— Begin Dataset excerpts —
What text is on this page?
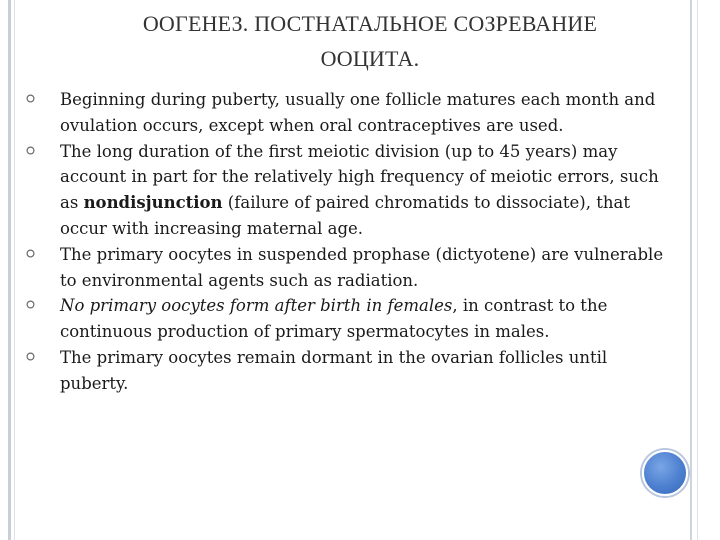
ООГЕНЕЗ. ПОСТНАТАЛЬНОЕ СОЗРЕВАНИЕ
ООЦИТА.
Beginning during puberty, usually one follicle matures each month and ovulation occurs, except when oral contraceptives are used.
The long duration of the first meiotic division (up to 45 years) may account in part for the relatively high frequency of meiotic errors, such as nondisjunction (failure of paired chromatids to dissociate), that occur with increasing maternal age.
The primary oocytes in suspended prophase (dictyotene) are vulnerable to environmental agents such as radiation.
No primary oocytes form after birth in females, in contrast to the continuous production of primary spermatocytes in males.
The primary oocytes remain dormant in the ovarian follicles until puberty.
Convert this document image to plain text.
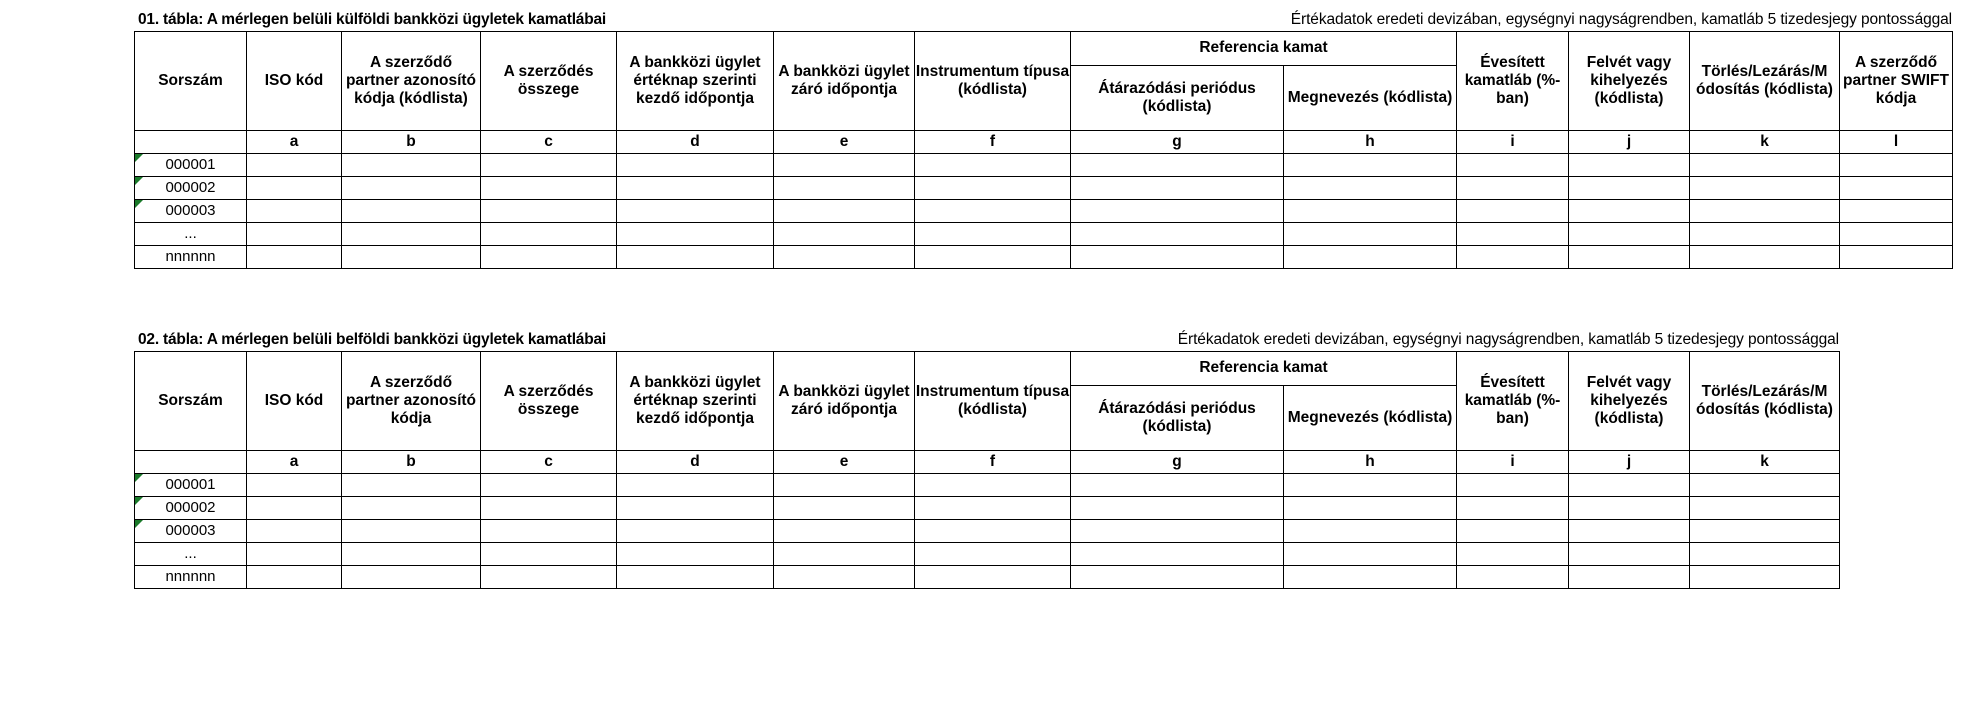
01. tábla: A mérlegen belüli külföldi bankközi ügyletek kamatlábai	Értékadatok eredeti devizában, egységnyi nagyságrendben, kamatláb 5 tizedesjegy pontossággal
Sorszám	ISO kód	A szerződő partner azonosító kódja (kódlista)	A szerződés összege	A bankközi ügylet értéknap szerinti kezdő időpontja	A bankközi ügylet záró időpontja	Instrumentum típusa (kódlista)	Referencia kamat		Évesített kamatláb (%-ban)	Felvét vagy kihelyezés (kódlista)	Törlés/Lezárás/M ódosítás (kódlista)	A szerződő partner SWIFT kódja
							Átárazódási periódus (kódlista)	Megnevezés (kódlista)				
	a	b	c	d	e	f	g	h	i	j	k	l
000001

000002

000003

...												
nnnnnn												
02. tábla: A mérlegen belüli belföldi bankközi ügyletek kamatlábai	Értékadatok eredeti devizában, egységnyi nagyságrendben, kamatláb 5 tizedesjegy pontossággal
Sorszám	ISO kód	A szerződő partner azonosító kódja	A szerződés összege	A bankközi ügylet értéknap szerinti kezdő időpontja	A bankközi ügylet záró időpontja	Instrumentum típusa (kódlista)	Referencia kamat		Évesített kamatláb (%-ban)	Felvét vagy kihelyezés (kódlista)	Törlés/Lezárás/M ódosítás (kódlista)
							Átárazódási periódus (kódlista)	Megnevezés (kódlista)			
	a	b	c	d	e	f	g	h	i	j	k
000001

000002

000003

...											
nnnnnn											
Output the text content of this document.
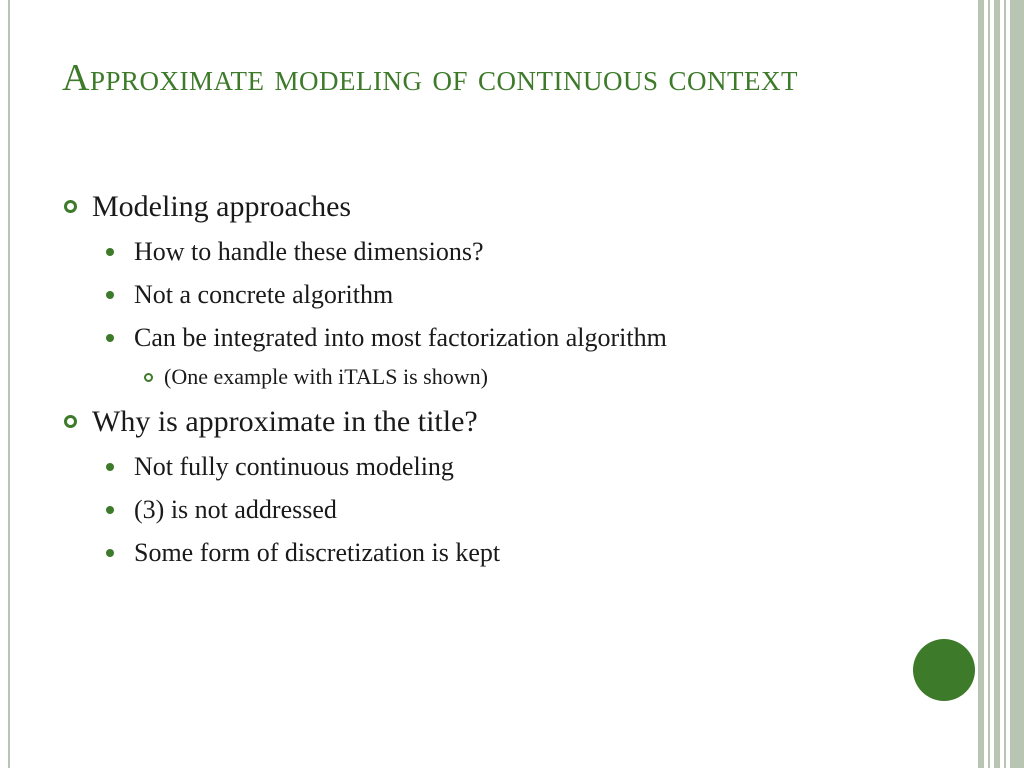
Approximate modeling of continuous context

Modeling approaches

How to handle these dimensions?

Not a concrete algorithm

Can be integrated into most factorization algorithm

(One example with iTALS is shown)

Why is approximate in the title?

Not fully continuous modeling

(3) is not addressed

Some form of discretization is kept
— End Dataset excerpts —
§ **Exercise**: List every line from the entries above in which "bankközi" appears.

§ **Exercise response**:
01. tábla: A mérlegen belüli külföldi bankközi ügyletek kamatlábai	Értékadatok eredeti devizában, egységnyi nagyságrendben, kamatláb 5 tizedesjegy pontossággal
Sorszám	ISO kód	A szerződő partner azonosító kódja (kódlista)	A szerződés összege	A bankközi ügylet értéknap szerinti kezdő időpontja	A bankközi ügylet záró időpontja	Instrumentum típusa (kódlista)	Referencia kamat		Évesített kamatláb (%-ban)	Felvét vagy kihelyezés (kódlista)	Törlés/Lezárás/M ódosítás (kódlista)	A szerződő partner SWIFT kódja
02. tábla: A mérlegen belüli belföldi bankközi ügyletek kamatlábai	Értékadatok eredeti devizában, egységnyi nagyságrendben, kamatláb 5 tizedesjegy pontossággal
Sorszám	ISO kód	A szerződő partner azonosító kódja	A szerződés összege	A bankközi ügylet értéknap szerinti kezdő időpontja	A bankközi ügylet záró időpontja	Instrumentum típusa (kódlista)	Referencia kamat		Évesített kamatláb (%-ban)	Felvét vagy kihelyezés (kódlista)	Törlés/Lezárás/M ódosítás (kódlista)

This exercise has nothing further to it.